Locate the string "packets" in the records below. Copy every line where it occurs.

-- Start of Given data --

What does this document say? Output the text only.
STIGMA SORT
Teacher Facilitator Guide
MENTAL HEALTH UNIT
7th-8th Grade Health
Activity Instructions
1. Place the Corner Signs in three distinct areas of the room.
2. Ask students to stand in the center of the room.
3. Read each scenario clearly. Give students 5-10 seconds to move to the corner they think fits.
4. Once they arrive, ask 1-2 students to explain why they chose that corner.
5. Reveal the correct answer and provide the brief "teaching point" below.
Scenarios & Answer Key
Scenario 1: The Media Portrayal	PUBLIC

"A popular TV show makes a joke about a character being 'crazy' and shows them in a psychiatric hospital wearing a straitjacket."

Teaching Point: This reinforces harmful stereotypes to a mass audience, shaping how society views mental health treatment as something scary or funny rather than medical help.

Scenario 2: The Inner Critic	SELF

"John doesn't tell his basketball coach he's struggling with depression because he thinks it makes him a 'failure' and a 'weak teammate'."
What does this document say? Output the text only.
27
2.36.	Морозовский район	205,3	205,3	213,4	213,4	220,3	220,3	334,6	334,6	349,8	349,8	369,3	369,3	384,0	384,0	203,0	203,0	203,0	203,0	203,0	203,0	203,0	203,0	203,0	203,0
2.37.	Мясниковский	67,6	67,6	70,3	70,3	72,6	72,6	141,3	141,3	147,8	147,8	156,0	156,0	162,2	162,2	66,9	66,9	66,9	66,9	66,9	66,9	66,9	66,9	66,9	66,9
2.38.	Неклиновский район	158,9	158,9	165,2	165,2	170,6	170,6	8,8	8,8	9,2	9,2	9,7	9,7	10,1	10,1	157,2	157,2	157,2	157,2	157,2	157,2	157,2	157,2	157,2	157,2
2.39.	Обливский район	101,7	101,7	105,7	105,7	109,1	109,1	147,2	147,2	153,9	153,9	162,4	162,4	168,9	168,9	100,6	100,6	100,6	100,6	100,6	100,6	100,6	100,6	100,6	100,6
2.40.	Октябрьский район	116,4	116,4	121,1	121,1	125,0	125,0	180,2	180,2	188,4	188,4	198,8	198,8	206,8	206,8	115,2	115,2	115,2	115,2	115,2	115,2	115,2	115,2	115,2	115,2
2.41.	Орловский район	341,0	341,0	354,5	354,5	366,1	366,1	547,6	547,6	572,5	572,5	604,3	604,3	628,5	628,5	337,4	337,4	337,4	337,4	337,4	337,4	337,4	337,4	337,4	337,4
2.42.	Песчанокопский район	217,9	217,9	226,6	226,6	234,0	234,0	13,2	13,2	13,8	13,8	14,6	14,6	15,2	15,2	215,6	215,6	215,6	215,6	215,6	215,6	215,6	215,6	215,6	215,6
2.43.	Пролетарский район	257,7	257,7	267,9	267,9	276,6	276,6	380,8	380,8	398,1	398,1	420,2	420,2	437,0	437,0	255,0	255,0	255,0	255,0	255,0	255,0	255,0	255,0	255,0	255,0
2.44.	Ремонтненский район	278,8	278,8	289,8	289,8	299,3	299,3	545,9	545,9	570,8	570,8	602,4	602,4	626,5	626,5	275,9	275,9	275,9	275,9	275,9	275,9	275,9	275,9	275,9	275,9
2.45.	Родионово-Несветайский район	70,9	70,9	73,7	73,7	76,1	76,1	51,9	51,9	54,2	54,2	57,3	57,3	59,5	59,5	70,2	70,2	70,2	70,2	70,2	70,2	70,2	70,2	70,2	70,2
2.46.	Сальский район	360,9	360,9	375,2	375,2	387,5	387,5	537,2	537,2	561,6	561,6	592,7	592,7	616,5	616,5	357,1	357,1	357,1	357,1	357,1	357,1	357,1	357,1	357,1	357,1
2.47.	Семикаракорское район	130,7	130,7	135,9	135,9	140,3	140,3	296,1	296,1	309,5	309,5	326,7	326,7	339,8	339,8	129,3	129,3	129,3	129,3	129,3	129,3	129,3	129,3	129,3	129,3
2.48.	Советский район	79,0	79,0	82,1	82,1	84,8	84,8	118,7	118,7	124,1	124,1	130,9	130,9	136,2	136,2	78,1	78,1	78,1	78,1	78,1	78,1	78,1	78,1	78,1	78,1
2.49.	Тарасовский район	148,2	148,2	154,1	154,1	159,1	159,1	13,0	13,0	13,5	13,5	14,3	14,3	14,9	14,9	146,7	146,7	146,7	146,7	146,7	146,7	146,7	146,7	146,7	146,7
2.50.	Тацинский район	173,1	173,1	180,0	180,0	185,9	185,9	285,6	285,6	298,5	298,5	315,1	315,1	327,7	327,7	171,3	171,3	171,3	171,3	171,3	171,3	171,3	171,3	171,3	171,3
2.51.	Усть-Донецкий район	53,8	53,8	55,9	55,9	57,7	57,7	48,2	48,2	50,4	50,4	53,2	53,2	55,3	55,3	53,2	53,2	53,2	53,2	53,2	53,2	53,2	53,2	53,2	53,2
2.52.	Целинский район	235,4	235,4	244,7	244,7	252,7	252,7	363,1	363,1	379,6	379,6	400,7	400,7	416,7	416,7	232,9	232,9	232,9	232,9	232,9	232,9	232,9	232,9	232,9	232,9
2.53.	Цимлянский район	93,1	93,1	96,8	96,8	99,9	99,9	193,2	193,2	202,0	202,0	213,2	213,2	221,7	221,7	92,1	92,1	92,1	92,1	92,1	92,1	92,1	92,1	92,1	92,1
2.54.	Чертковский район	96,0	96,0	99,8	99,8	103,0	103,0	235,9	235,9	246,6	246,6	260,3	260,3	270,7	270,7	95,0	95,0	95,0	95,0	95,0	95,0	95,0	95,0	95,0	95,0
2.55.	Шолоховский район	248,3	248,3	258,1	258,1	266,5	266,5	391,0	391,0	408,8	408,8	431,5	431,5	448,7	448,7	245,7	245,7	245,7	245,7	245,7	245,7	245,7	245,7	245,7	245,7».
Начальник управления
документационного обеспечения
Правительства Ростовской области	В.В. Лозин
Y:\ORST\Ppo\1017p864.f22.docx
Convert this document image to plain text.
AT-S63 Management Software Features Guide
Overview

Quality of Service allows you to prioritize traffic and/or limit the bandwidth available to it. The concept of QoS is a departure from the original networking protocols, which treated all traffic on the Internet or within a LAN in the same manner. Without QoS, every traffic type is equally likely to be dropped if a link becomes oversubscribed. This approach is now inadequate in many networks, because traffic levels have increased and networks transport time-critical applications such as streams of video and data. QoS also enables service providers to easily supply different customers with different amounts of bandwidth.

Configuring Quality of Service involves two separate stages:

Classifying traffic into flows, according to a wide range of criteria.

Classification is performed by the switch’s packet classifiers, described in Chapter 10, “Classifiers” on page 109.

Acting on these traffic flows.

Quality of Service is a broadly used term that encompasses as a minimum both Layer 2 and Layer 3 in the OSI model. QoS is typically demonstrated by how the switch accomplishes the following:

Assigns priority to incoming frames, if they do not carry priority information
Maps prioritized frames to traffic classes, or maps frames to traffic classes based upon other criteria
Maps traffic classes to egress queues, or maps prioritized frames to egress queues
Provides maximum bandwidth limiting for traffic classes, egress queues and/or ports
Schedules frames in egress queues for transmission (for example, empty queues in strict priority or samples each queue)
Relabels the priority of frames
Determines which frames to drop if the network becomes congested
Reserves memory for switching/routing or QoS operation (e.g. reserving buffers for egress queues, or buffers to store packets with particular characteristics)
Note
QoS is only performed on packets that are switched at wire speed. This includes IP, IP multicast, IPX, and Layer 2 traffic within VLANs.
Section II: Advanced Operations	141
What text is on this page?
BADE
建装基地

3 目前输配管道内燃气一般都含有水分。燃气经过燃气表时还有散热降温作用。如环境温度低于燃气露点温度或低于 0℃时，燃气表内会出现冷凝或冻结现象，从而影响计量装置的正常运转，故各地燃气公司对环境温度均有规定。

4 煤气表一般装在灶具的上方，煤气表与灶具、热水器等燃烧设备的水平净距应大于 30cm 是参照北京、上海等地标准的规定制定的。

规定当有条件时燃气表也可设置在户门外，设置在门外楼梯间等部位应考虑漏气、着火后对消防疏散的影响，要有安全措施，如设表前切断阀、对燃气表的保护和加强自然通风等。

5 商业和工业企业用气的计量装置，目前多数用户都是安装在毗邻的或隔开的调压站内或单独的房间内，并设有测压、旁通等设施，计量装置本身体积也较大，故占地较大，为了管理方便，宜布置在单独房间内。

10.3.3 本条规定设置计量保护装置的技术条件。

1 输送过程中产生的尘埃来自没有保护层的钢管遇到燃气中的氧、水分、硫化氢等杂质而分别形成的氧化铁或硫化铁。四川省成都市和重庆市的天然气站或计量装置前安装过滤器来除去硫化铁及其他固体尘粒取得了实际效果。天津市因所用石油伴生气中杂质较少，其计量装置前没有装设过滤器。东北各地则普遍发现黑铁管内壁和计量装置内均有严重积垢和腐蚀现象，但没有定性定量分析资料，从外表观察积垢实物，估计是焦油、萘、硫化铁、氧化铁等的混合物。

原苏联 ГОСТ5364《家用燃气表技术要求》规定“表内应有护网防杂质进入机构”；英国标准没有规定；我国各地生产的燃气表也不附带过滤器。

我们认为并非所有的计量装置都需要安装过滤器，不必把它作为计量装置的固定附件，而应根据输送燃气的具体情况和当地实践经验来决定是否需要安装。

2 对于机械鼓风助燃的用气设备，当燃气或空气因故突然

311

-- End of Given data --

Response »
Reserves memory for switching/routing or QoS operation (e.g. reserving buffers for egress queues, or buffers to store packets with particular characteristics)
QoS is only performed on packets that are switched at wire speed. This includes IP, IP multicast, IPX, and Layer 2 traffic within VLANs.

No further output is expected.